## [INSTRUCTION]
Go through the data below and gather each line containing "specified".

START

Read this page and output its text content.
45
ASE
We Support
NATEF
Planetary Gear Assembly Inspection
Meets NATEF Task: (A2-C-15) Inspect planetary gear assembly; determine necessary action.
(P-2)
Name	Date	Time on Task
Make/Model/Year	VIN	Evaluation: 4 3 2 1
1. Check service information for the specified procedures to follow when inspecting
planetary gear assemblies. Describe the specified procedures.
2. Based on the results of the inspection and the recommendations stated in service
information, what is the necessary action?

END

## [RESULT]
1. Check service information for the specified procedures to follow when inspecting
planetary gear assemblies. Describe the specified procedures.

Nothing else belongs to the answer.